**WHAT THE TASK REQUIRES:** Take each line that has the word "handler" and return it.

(Items from a data source)
────────────────────
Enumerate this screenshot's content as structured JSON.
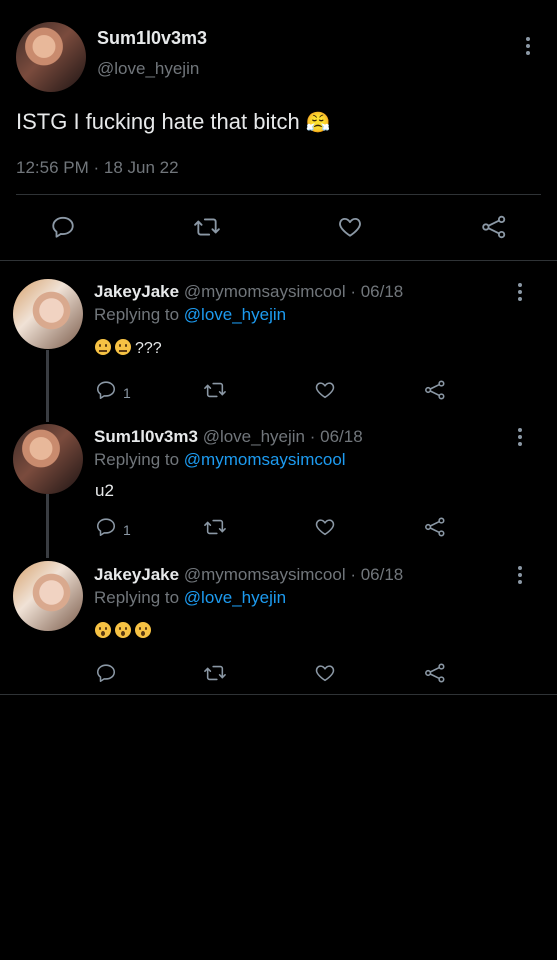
{
  "main_tweet": {
    "display_name": "Sum1l0v3m3",
    "handle": "@love_hyejin",
    "text": "ISTG I fucking hate that bitch",
    "emoji": "😤",
    "timestamp": "12:56 PM · 18 Jun 22"
  },
  "replies": [
    {
      "display_name": "JakeyJake",
      "handle_date": "@mymomsaysimcool · 06/18",
      "replying_prefix": "Replying to ",
      "replying_to": "@love_hyejin",
      "text": "???",
      "reply_count": "1"
    },
    {
      "display_name": "Sum1l0v3m3",
      "handle_date": "@love_hyejin · 06/18",
      "replying_prefix": "Replying to ",
      "replying_to": "@mymomsaysimcool",
      "text": "u2",
      "reply_count": "1"
    },
    {
      "display_name": "JakeyJake",
      "handle_date": "@mymomsaysimcool · 06/18",
      "replying_prefix": "Replying to ",
      "replying_to": "@love_hyejin",
      "text": "",
      "reply_count": ""
    }
  ],
  "colors": {
    "background": "#000000",
    "text": "#e7e9ea",
    "muted": "#71767b",
    "link": "#1d9bf0",
    "divider": "#2f3336"
  },
  "icons": [
    "more-icon",
    "reply-icon",
    "retweet-icon",
    "like-icon",
    "share-icon"
  ]
}
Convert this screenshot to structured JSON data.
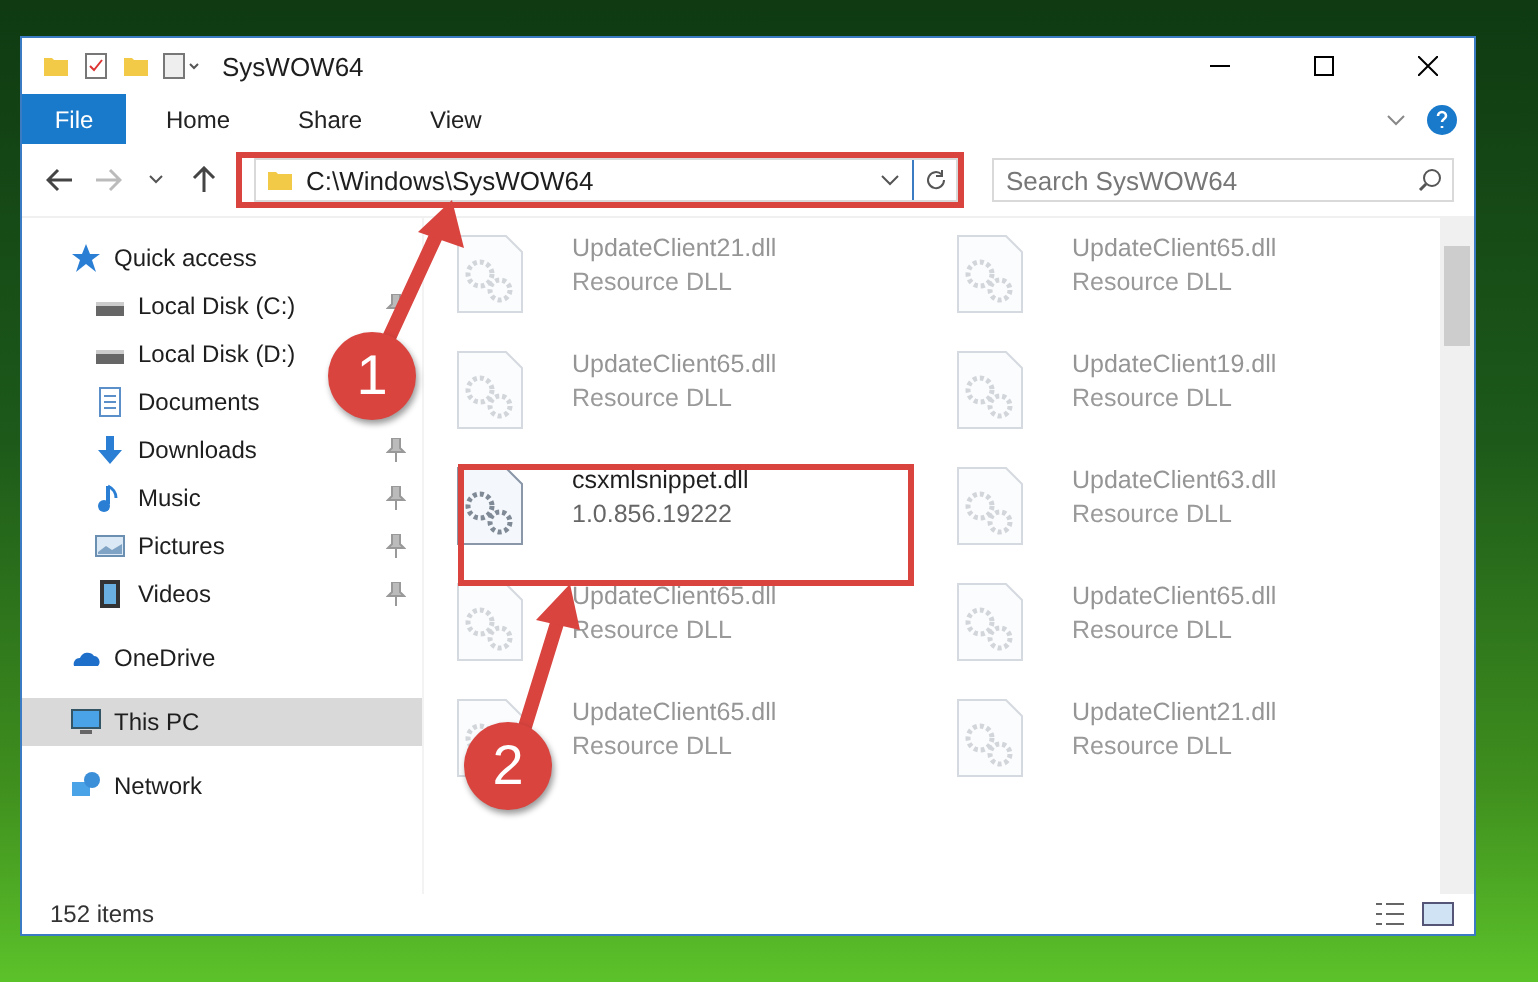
{
  "window": {
    "title": "SysWOW64"
  },
  "ribbon_tabs": [
    {
      "label": "File",
      "selected": true
    },
    {
      "label": "Home",
      "selected": false
    },
    {
      "label": "Share",
      "selected": false
    },
    {
      "label": "View",
      "selected": false
    }
  ],
  "address": {
    "path": "C:\\Windows\\SysWOW64"
  },
  "search": {
    "placeholder": "Search SysWOW64"
  },
  "sidebar": {
    "items": [
      {
        "label": "Quick access",
        "kind": "star",
        "selected": false,
        "children": [
          {
            "label": "Local Disk (C:)",
            "kind": "drive",
            "pinned": true
          },
          {
            "label": "Local Disk (D:)",
            "kind": "drive",
            "pinned": false
          },
          {
            "label": "Documents",
            "kind": "document",
            "pinned": false
          },
          {
            "label": "Downloads",
            "kind": "download",
            "pinned": true
          },
          {
            "label": "Music",
            "kind": "music",
            "pinned": true
          },
          {
            "label": "Pictures",
            "kind": "picture",
            "pinned": true
          },
          {
            "label": "Videos",
            "kind": "video",
            "pinned": true
          }
        ]
      },
      {
        "label": "OneDrive",
        "kind": "cloud",
        "selected": false
      },
      {
        "label": "This PC",
        "kind": "pc",
        "selected": true
      },
      {
        "label": "Network",
        "kind": "network",
        "selected": false
      }
    ]
  },
  "files": [
    {
      "name": "UpdateClient21.dll",
      "detail": "Resource DLL",
      "dimmed": true
    },
    {
      "name": "UpdateClient65.dll",
      "detail": "Resource DLL",
      "dimmed": true
    },
    {
      "name": "UpdateClient65.dll",
      "detail": "Resource DLL",
      "dimmed": true
    },
    {
      "name": "UpdateClient19.dll",
      "detail": "Resource DLL",
      "dimmed": true
    },
    {
      "name": "csxmlsnippet.dll",
      "detail": "1.0.856.19222",
      "dimmed": false
    },
    {
      "name": "UpdateClient63.dll",
      "detail": "Resource DLL",
      "dimmed": true
    },
    {
      "name": "UpdateClient65.dll",
      "detail": "Resource DLL",
      "dimmed": true
    },
    {
      "name": "UpdateClient65.dll",
      "detail": "Resource DLL",
      "dimmed": true
    },
    {
      "name": "UpdateClient65.dll",
      "detail": "Resource DLL",
      "dimmed": true
    },
    {
      "name": "UpdateClient21.dll",
      "detail": "Resource DLL",
      "dimmed": true
    }
  ],
  "status_bar": {
    "count": "152 items"
  },
  "callouts": [
    {
      "number": "1"
    },
    {
      "number": "2"
    }
  ]
}
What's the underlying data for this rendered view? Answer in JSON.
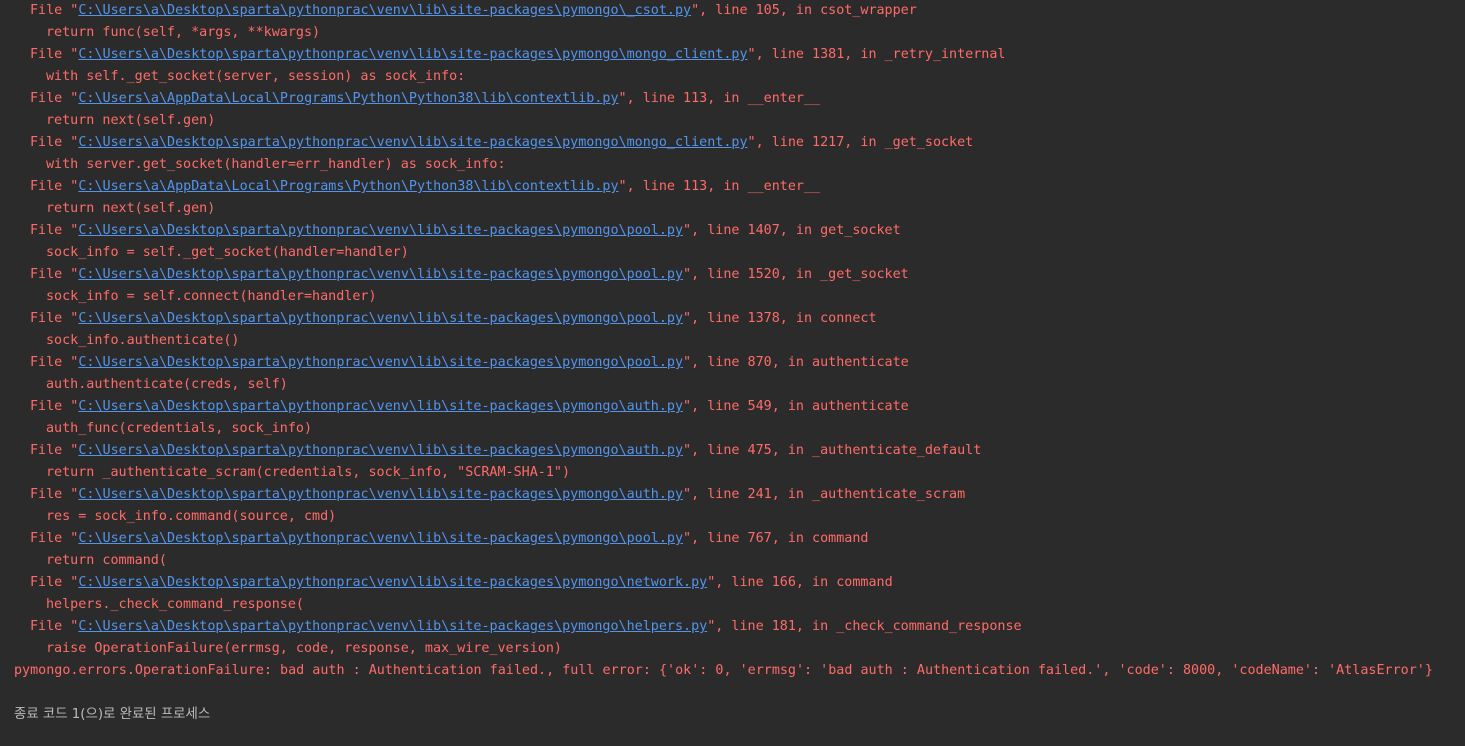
{
  "traceback": [
    {
      "type": "file",
      "path": "C:\\Users\\a\\Desktop\\sparta\\pythonprac\\venv\\lib\\site-packages\\pymongo\\_csot.py",
      "line": "105",
      "func": "csot_wrapper"
    },
    {
      "type": "code",
      "text": "return func(self, *args, **kwargs)"
    },
    {
      "type": "file",
      "path": "C:\\Users\\a\\Desktop\\sparta\\pythonprac\\venv\\lib\\site-packages\\pymongo\\mongo_client.py",
      "line": "1381",
      "func": "_retry_internal"
    },
    {
      "type": "code",
      "text": "with self._get_socket(server, session) as sock_info:"
    },
    {
      "type": "file",
      "path": "C:\\Users\\a\\AppData\\Local\\Programs\\Python\\Python38\\lib\\contextlib.py",
      "line": "113",
      "func": "__enter__"
    },
    {
      "type": "code",
      "text": "return next(self.gen)"
    },
    {
      "type": "file",
      "path": "C:\\Users\\a\\Desktop\\sparta\\pythonprac\\venv\\lib\\site-packages\\pymongo\\mongo_client.py",
      "line": "1217",
      "func": "_get_socket"
    },
    {
      "type": "code",
      "text": "with server.get_socket(handler=err_handler) as sock_info:"
    },
    {
      "type": "file",
      "path": "C:\\Users\\a\\AppData\\Local\\Programs\\Python\\Python38\\lib\\contextlib.py",
      "line": "113",
      "func": "__enter__"
    },
    {
      "type": "code",
      "text": "return next(self.gen)"
    },
    {
      "type": "file",
      "path": "C:\\Users\\a\\Desktop\\sparta\\pythonprac\\venv\\lib\\site-packages\\pymongo\\pool.py",
      "line": "1407",
      "func": "get_socket"
    },
    {
      "type": "code",
      "text": "sock_info = self._get_socket(handler=handler)"
    },
    {
      "type": "file",
      "path": "C:\\Users\\a\\Desktop\\sparta\\pythonprac\\venv\\lib\\site-packages\\pymongo\\pool.py",
      "line": "1520",
      "func": "_get_socket"
    },
    {
      "type": "code",
      "text": "sock_info = self.connect(handler=handler)"
    },
    {
      "type": "file",
      "path": "C:\\Users\\a\\Desktop\\sparta\\pythonprac\\venv\\lib\\site-packages\\pymongo\\pool.py",
      "line": "1378",
      "func": "connect"
    },
    {
      "type": "code",
      "text": "sock_info.authenticate()"
    },
    {
      "type": "file",
      "path": "C:\\Users\\a\\Desktop\\sparta\\pythonprac\\venv\\lib\\site-packages\\pymongo\\pool.py",
      "line": "870",
      "func": "authenticate"
    },
    {
      "type": "code",
      "text": "auth.authenticate(creds, self)"
    },
    {
      "type": "file",
      "path": "C:\\Users\\a\\Desktop\\sparta\\pythonprac\\venv\\lib\\site-packages\\pymongo\\auth.py",
      "line": "549",
      "func": "authenticate"
    },
    {
      "type": "code",
      "text": "auth_func(credentials, sock_info)"
    },
    {
      "type": "file",
      "path": "C:\\Users\\a\\Desktop\\sparta\\pythonprac\\venv\\lib\\site-packages\\pymongo\\auth.py",
      "line": "475",
      "func": "_authenticate_default"
    },
    {
      "type": "code",
      "text": "return _authenticate_scram(credentials, sock_info, \"SCRAM-SHA-1\")"
    },
    {
      "type": "file",
      "path": "C:\\Users\\a\\Desktop\\sparta\\pythonprac\\venv\\lib\\site-packages\\pymongo\\auth.py",
      "line": "241",
      "func": "_authenticate_scram"
    },
    {
      "type": "code",
      "text": "res = sock_info.command(source, cmd)"
    },
    {
      "type": "file",
      "path": "C:\\Users\\a\\Desktop\\sparta\\pythonprac\\venv\\lib\\site-packages\\pymongo\\pool.py",
      "line": "767",
      "func": "command"
    },
    {
      "type": "code",
      "text": "return command("
    },
    {
      "type": "file",
      "path": "C:\\Users\\a\\Desktop\\sparta\\pythonprac\\venv\\lib\\site-packages\\pymongo\\network.py",
      "line": "166",
      "func": "command"
    },
    {
      "type": "code",
      "text": "helpers._check_command_response("
    },
    {
      "type": "file",
      "path": "C:\\Users\\a\\Desktop\\sparta\\pythonprac\\venv\\lib\\site-packages\\pymongo\\helpers.py",
      "line": "181",
      "func": "_check_command_response"
    },
    {
      "type": "code",
      "text": "raise OperationFailure(errmsg, code, response, max_wire_version)"
    }
  ],
  "error_message": "pymongo.errors.OperationFailure: bad auth : Authentication failed., full error: {'ok': 0, 'errmsg': 'bad auth : Authentication failed.', 'code': 8000, 'codeName': 'AtlasError'}",
  "exit_message": "종료 코드 1(으)로 완료된 프로세스",
  "colors": {
    "background": "#2b2b2b",
    "error_text": "#ff6b68",
    "link": "#5394ec",
    "exit_text": "#bbbbbb"
  }
}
────────────────────
**COMPLETED TASK:**
      "text": "with server.get_socket(handler=err_handler) as sock_info:"
      "text": "sock_info = self._get_socket(handler=handler)"
      "text": "sock_info = self.connect(handler=handler)"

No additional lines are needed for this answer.